* [GOAL] Copy the lines below verbatim, but only from the line containing "Extract all readable text from this page." through the end of the data.

(Saved data entries)
========================================================================
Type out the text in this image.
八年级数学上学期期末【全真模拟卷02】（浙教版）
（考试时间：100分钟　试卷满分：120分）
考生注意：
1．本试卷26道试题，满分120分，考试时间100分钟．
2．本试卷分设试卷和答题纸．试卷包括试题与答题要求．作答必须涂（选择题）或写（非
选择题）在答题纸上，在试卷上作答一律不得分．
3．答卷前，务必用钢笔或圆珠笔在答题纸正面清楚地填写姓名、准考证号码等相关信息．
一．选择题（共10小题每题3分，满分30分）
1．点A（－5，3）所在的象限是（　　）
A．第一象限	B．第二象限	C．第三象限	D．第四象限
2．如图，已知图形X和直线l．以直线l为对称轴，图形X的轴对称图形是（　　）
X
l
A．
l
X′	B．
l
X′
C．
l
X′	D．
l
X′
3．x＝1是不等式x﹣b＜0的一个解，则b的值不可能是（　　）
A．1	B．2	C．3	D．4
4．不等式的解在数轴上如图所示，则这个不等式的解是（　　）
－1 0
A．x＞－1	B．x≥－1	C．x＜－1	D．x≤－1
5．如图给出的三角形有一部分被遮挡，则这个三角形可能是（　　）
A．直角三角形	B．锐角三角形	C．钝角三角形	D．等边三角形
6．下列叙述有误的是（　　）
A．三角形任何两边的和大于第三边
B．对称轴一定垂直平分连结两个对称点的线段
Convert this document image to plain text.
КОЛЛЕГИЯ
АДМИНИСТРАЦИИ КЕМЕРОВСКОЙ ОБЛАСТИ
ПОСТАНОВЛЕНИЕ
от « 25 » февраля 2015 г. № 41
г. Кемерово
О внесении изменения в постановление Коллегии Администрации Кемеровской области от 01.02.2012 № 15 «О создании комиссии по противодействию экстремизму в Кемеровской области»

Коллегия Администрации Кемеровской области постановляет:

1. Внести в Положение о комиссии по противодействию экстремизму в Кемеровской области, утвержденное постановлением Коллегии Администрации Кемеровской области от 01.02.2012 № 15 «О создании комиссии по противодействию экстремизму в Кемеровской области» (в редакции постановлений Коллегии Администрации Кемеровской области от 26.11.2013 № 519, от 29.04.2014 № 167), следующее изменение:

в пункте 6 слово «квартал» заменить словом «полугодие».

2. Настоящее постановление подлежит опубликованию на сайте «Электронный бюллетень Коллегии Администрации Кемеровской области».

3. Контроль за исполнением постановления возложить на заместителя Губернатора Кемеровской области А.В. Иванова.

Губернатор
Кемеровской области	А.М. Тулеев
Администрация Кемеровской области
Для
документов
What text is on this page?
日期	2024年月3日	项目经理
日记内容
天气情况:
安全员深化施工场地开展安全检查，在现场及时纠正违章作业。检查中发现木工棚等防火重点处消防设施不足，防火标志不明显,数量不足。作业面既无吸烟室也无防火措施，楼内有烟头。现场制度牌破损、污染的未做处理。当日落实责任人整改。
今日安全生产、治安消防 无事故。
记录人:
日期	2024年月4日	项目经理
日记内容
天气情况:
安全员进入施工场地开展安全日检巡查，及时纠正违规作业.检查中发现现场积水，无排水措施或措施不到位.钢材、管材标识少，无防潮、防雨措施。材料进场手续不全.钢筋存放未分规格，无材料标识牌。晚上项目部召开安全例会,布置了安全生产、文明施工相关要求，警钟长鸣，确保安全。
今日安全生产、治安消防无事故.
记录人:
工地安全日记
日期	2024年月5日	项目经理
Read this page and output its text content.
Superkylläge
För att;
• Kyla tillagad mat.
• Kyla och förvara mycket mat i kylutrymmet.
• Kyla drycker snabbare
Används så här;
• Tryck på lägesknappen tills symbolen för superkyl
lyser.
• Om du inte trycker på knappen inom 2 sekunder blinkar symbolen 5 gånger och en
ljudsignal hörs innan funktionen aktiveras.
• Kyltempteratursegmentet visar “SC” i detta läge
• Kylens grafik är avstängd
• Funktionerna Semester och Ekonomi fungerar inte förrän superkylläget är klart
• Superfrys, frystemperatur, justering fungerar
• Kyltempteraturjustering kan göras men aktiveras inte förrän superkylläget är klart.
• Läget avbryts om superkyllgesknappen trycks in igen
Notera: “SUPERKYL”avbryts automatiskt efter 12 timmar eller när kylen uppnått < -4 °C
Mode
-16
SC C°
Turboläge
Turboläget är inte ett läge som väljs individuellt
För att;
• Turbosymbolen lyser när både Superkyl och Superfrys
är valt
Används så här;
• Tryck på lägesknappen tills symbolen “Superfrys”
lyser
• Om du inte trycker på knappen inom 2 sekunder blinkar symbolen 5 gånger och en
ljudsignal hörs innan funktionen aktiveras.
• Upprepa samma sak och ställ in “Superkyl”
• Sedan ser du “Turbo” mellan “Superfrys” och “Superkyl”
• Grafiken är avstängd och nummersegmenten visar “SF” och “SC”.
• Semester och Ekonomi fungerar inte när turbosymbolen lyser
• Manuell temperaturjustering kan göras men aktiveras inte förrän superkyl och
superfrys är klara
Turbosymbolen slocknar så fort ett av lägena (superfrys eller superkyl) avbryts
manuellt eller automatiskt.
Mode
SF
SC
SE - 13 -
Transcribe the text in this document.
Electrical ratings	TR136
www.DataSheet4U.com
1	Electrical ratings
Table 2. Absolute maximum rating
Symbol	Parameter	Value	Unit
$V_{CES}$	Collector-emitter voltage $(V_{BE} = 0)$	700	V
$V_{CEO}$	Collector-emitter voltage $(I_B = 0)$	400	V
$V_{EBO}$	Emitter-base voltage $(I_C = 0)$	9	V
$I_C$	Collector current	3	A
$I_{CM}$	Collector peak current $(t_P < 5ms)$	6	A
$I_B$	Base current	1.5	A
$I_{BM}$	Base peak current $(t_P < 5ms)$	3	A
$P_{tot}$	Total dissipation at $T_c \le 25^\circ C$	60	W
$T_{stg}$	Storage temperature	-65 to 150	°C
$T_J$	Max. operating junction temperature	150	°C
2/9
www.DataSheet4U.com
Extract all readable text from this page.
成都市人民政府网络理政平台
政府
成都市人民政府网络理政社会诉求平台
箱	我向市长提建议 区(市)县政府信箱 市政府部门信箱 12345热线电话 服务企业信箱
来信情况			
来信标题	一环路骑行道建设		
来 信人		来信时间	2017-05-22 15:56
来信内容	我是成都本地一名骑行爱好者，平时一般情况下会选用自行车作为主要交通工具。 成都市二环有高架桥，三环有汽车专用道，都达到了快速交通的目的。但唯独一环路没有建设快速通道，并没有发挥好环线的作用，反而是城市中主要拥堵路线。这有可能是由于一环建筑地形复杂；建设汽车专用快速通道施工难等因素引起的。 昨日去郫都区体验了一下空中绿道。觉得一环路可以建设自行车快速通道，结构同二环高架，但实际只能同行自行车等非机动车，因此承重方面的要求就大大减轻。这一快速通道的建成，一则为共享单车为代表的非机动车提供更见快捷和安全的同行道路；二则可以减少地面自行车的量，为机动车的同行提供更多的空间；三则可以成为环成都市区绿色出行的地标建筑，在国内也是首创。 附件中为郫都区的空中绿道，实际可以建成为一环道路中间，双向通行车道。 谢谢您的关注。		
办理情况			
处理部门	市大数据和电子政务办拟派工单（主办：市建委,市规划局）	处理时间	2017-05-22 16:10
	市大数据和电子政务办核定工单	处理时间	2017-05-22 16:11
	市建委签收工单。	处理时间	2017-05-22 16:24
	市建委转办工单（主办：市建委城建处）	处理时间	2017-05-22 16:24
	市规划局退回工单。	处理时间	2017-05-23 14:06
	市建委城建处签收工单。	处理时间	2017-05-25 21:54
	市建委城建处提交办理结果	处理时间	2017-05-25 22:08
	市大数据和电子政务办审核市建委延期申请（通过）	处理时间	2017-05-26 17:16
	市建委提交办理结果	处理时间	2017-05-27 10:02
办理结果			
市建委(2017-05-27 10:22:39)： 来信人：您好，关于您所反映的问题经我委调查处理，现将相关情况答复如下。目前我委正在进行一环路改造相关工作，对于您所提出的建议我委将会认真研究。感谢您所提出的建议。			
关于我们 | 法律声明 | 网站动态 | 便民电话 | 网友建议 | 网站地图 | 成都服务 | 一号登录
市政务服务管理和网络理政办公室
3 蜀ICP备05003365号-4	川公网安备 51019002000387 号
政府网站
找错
========================================================================
* [SOLVED PROBLEM]
Extract all readable text from this page.
成都市人民政府网络理政平台
政府
成都市人民政府网络理政社会诉求平台
箱	我向市长提建议 区(市)县政府信箱 市政府部门信箱 12345热线电话 服务企业信箱
来信情况			
来信标题	一环路骑行道建设		
来 信人		来信时间	2017-05-22 15:56
来信内容	我是成都本地一名骑行爱好者，平时一般情况下会选用自行车作为主要交通工具。 成都市二环有高架桥，三环有汽车专用道，都达到了快速交通的目的。但唯独一环路没有建设快速通道，并没有发挥好环线的作用，反而是城市中主要拥堵路线。这有可能是由于一环建筑地形复杂；建设汽车专用快速通道施工难等因素引起的。 昨日去郫都区体验了一下空中绿道。觉得一环路可以建设自行车快速通道，结构同二环高架，但实际只能同行自行车等非机动车，因此承重方面的要求就大大减轻。这一快速通道的建成，一则为共享单车为代表的非机动车提供更见快捷和安全的同行道路；二则可以减少地面自行车的量，为机动车的同行提供更多的空间；三则可以成为环成都市区绿色出行的地标建筑，在国内也是首创。 附件中为郫都区的空中绿道，实际可以建成为一环道路中间，双向通行车道。 谢谢您的关注。		
办理情况			
处理部门	市大数据和电子政务办拟派工单（主办：市建委,市规划局）	处理时间	2017-05-22 16:10
	市大数据和电子政务办核定工单	处理时间	2017-05-22 16:11
	市建委签收工单。	处理时间	2017-05-22 16:24
	市建委转办工单（主办：市建委城建处）	处理时间	2017-05-22 16:24
	市规划局退回工单。	处理时间	2017-05-23 14:06
	市建委城建处签收工单。	处理时间	2017-05-25 21:54
	市建委城建处提交办理结果	处理时间	2017-05-25 22:08
	市大数据和电子政务办审核市建委延期申请（通过）	处理时间	2017-05-26 17:16
	市建委提交办理结果	处理时间	2017-05-27 10:02
办理结果			
市建委(2017-05-27 10:22:39)： 来信人：您好，关于您所反映的问题经我委调查处理，现将相关情况答复如下。目前我委正在进行一环路改造相关工作，对于您所提出的建议我委将会认真研究。感谢您所提出的建议。			
关于我们 | 法律声明 | 网站动态 | 便民电话 | 网友建议 | 网站地图 | 成都服务 | 一号登录
市政务服务管理和网络理政办公室
3 蜀ICP备05003365号-4	川公网安备 51019002000387 号
政府网站
找错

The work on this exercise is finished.